Requirements: Skip the images and copy each record exactly as written.

----

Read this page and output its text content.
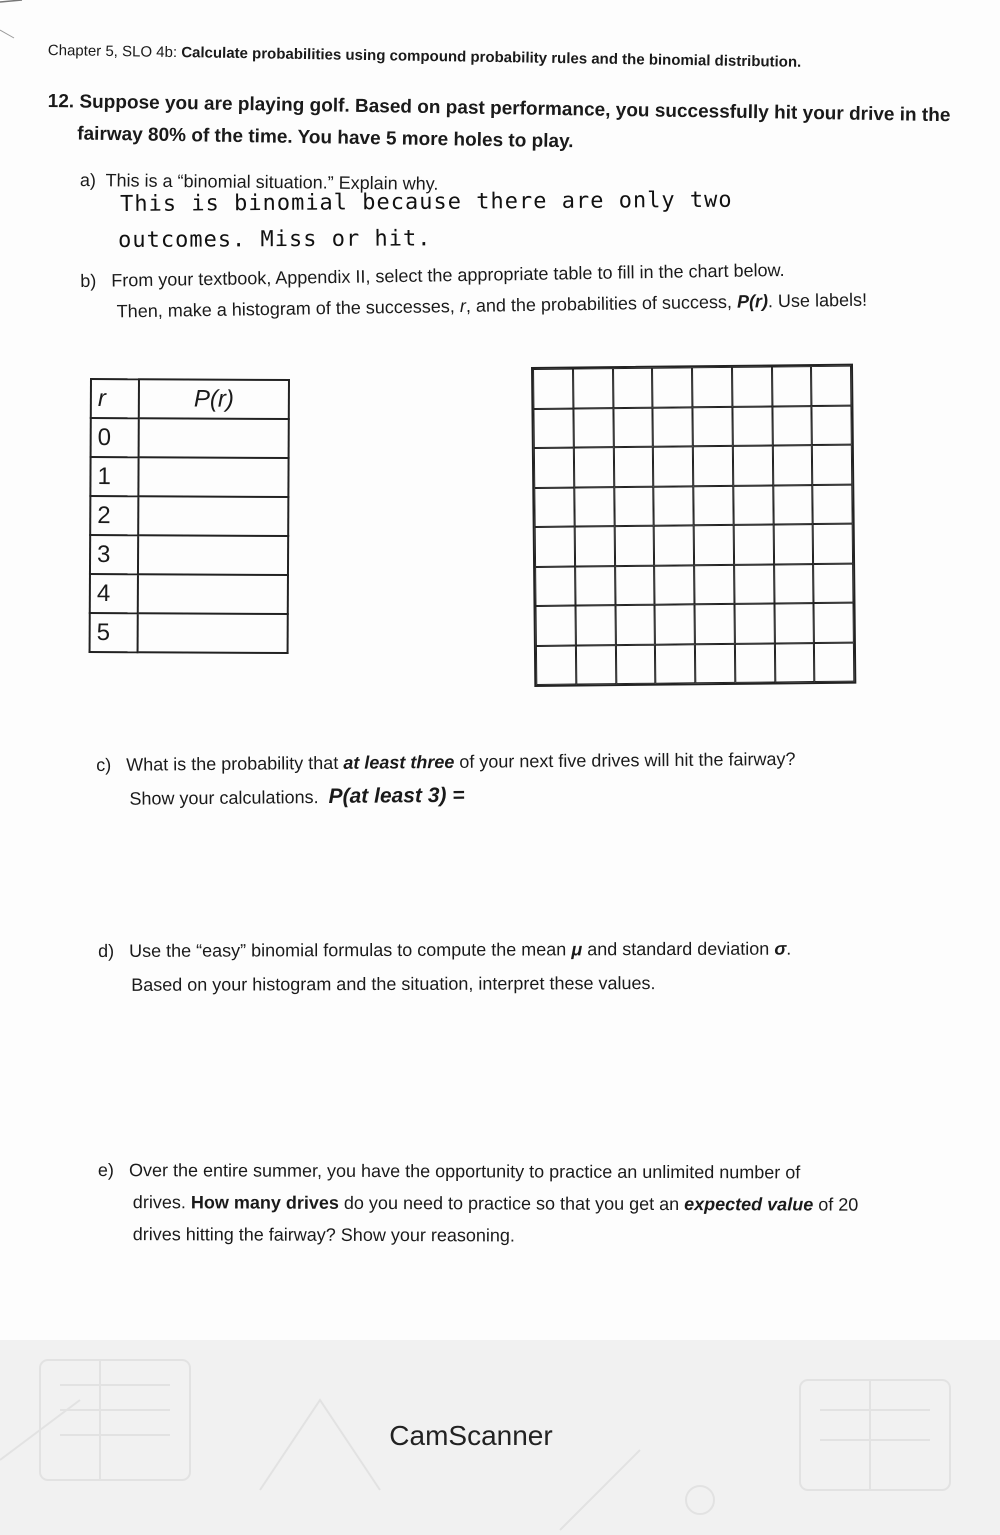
Chapter 5, SLO 4b: Calculate probabilities using compound probability rules and the binomial distribution.
12. Suppose you are playing golf. Based on past performance, you successfully hit your drive in the
fairway 80% of the time. You have 5 more holes to play.
a) This is a “binomial situation.” Explain why.
This is binomial because there are only two
outcomes. Miss or hit.
b) From your textbook, Appendix II, select the appropriate table to fill in the chart below.
Then, make a histogram of the successes, r, and the probabilities of success, P(r). Use labels!
r	P(r)
0	
1	
2	
3	
4	
5	
c) What is the probability that at least three of your next five drives will hit the fairway?
Show your calculations. P(at least 3) =
d) Use the “easy” binomial formulas to compute the mean μ and standard deviation σ.
Based on your histogram and the situation, interpret these values.
e) Over the entire summer, you have the opportunity to practice an unlimited number of
drives. How many drives do you need to practice so that you get an expected value of 20
drives hitting the fairway? Show your reasoning.
CamScanner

----

Answer to the task:
Read this page and output its text content.
Chapter 5, SLO 4b: Calculate probabilities using compound probability rules and the binomial distribution.
12. Suppose you are playing golf. Based on past performance, you successfully hit your drive in the
fairway 80% of the time. You have 5 more holes to play.
a) This is a “binomial situation.” Explain why.
This is binomial because there are only two
outcomes. Miss or hit.
b) From your textbook, Appendix II, select the appropriate table to fill in the chart below.
Then, make a histogram of the successes, r, and the probabilities of success, P(r). Use labels!
r	P(r)
0	
1	
2	
3	
4	
5	
c) What is the probability that at least three of your next five drives will hit the fairway?
Show your calculations. P(at least 3) =
d) Use the “easy” binomial formulas to compute the mean μ and standard deviation σ.
Based on your histogram and the situation, interpret these values.
e) Over the entire summer, you have the opportunity to practice an unlimited number of
drives. How many drives do you need to practice so that you get an expected value of 20
drives hitting the fairway? Show your reasoning.
CamScanner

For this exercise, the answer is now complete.